◆ **Given instruction**:
Say how many lines contain the word "false" and give no other text.

● ● ●

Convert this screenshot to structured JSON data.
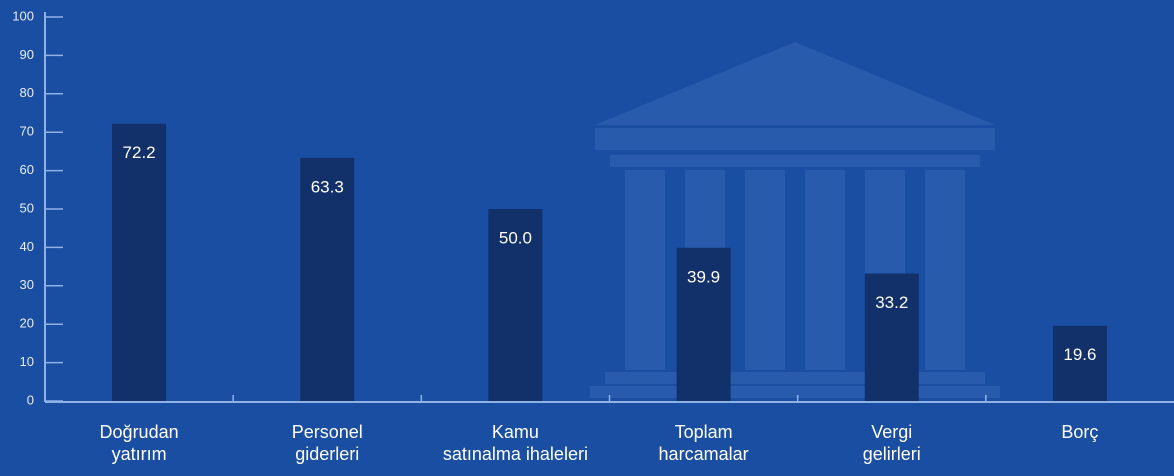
{
  "chart_data": {
    "type": "bar",
    "categories": [
      "Doğrudan\nyatırım",
      "Personel\ngiderleri",
      "Kamu\nsatınalma ihaleleri",
      "Toplam\nharcamalar",
      "Vergi\ngelirleri",
      "Borç"
    ],
    "values": [
      72.2,
      63.3,
      50,
      39.9,
      33.2,
      19.6
    ],
    "value_labels": [
      "72.2",
      "63.3",
      "50.0",
      "39.9",
      "33.2",
      "19.6"
    ],
    "color": "#12306a",
    "ylim": [
      0,
      100
    ],
    "yticks": [
      0,
      10,
      20,
      30,
      40,
      50,
      60,
      70,
      80,
      90,
      100
    ],
    "grid": false
  }
}
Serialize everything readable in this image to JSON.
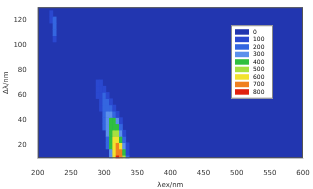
{
  "chart_data": {
    "type": "heatmap",
    "x_label": "λex/nm",
    "y_label": "Δλ/nm",
    "xlim": [
      200,
      600
    ],
    "xticks": [
      200,
      250,
      300,
      350,
      400,
      450,
      500,
      550,
      600
    ],
    "ylim": [
      10,
      130
    ],
    "yticks": [
      20,
      40,
      60,
      80,
      100,
      120
    ],
    "grid": false,
    "legend": "upper right",
    "colorbar": {
      "range": [
        0,
        800
      ],
      "ticks": [
        0,
        100,
        200,
        300,
        400,
        500,
        600,
        700,
        800
      ],
      "colors": [
        "#2236b0",
        "#2a48d0",
        "#3466e0",
        "#5a90ec",
        "#2fbf3f",
        "#a6e040",
        "#f2e22e",
        "#f08020",
        "#e02010"
      ]
    },
    "cells": [
      [
        310,
        10,
        300
      ],
      [
        315,
        10,
        600
      ],
      [
        320,
        10,
        800
      ],
      [
        325,
        10,
        750
      ],
      [
        330,
        10,
        500
      ],
      [
        335,
        10,
        200
      ],
      [
        310,
        15,
        300
      ],
      [
        315,
        15,
        600
      ],
      [
        320,
        15,
        780
      ],
      [
        325,
        15,
        700
      ],
      [
        330,
        15,
        450
      ],
      [
        335,
        15,
        150
      ],
      [
        305,
        20,
        200
      ],
      [
        310,
        20,
        400
      ],
      [
        315,
        20,
        650
      ],
      [
        320,
        20,
        720
      ],
      [
        325,
        20,
        600
      ],
      [
        330,
        20,
        350
      ],
      [
        335,
        20,
        100
      ],
      [
        305,
        25,
        250
      ],
      [
        310,
        25,
        450
      ],
      [
        315,
        25,
        600
      ],
      [
        320,
        25,
        620
      ],
      [
        325,
        25,
        480
      ],
      [
        330,
        25,
        250
      ],
      [
        305,
        30,
        300
      ],
      [
        310,
        30,
        450
      ],
      [
        315,
        30,
        520
      ],
      [
        320,
        30,
        500
      ],
      [
        325,
        30,
        380
      ],
      [
        330,
        30,
        150
      ],
      [
        300,
        35,
        200
      ],
      [
        305,
        35,
        350
      ],
      [
        310,
        35,
        450
      ],
      [
        315,
        35,
        460
      ],
      [
        320,
        35,
        400
      ],
      [
        325,
        35,
        250
      ],
      [
        300,
        40,
        250
      ],
      [
        305,
        40,
        380
      ],
      [
        310,
        40,
        420
      ],
      [
        315,
        40,
        400
      ],
      [
        320,
        40,
        300
      ],
      [
        325,
        40,
        150
      ],
      [
        300,
        45,
        200
      ],
      [
        305,
        45,
        300
      ],
      [
        310,
        45,
        320
      ],
      [
        315,
        45,
        280
      ],
      [
        320,
        45,
        180
      ],
      [
        295,
        50,
        150
      ],
      [
        300,
        50,
        250
      ],
      [
        305,
        50,
        280
      ],
      [
        310,
        50,
        250
      ],
      [
        315,
        50,
        150
      ],
      [
        295,
        55,
        150
      ],
      [
        300,
        55,
        220
      ],
      [
        305,
        55,
        230
      ],
      [
        310,
        55,
        180
      ],
      [
        290,
        60,
        100
      ],
      [
        295,
        60,
        180
      ],
      [
        300,
        60,
        200
      ],
      [
        305,
        60,
        150
      ],
      [
        290,
        65,
        120
      ],
      [
        295,
        65,
        150
      ],
      [
        300,
        65,
        130
      ],
      [
        290,
        70,
        100
      ],
      [
        295,
        70,
        100
      ],
      [
        225,
        105,
        150
      ],
      [
        225,
        110,
        200
      ],
      [
        225,
        115,
        200
      ],
      [
        220,
        120,
        150
      ],
      [
        225,
        120,
        200
      ],
      [
        220,
        125,
        150
      ]
    ]
  }
}
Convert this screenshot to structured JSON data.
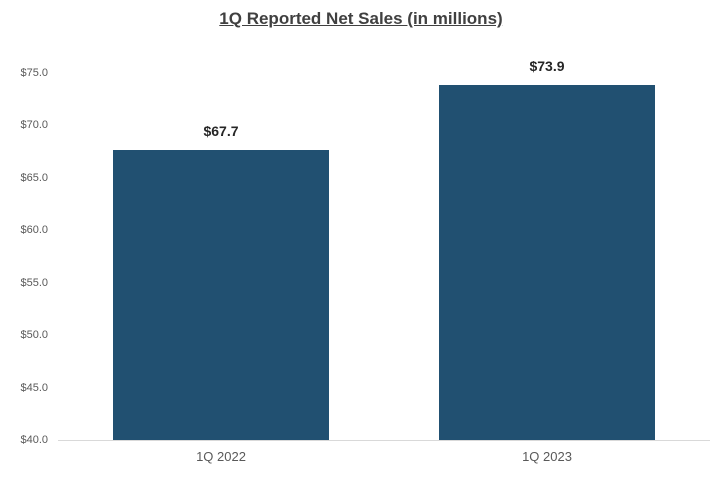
{
  "chart_data": {
    "type": "bar",
    "title": "1Q Reported Net Sales (in millions)",
    "categories": [
      "1Q 2022",
      "1Q 2023"
    ],
    "values": [
      67.7,
      73.9
    ],
    "data_labels": [
      "$67.7",
      "$73.9"
    ],
    "xlabel": "",
    "ylabel": "",
    "ylim": [
      40,
      75
    ],
    "y_ticks": [
      {
        "value": 75,
        "label": "$75.0"
      },
      {
        "value": 70,
        "label": "$70.0"
      },
      {
        "value": 65,
        "label": "$65.0"
      },
      {
        "value": 60,
        "label": "$60.0"
      },
      {
        "value": 55,
        "label": "$55.0"
      },
      {
        "value": 50,
        "label": "$50.0"
      },
      {
        "value": 45,
        "label": "$45.0"
      },
      {
        "value": 40,
        "label": "$40.0"
      }
    ],
    "grid": false,
    "legend": false,
    "colors": {
      "bar_fill": "#215071",
      "axis_line": "#d9d9d9",
      "title_text": "#404040",
      "data_label_text": "#262626",
      "tick_text": "#595959"
    }
  }
}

● ● ●

◆ **The output**:
4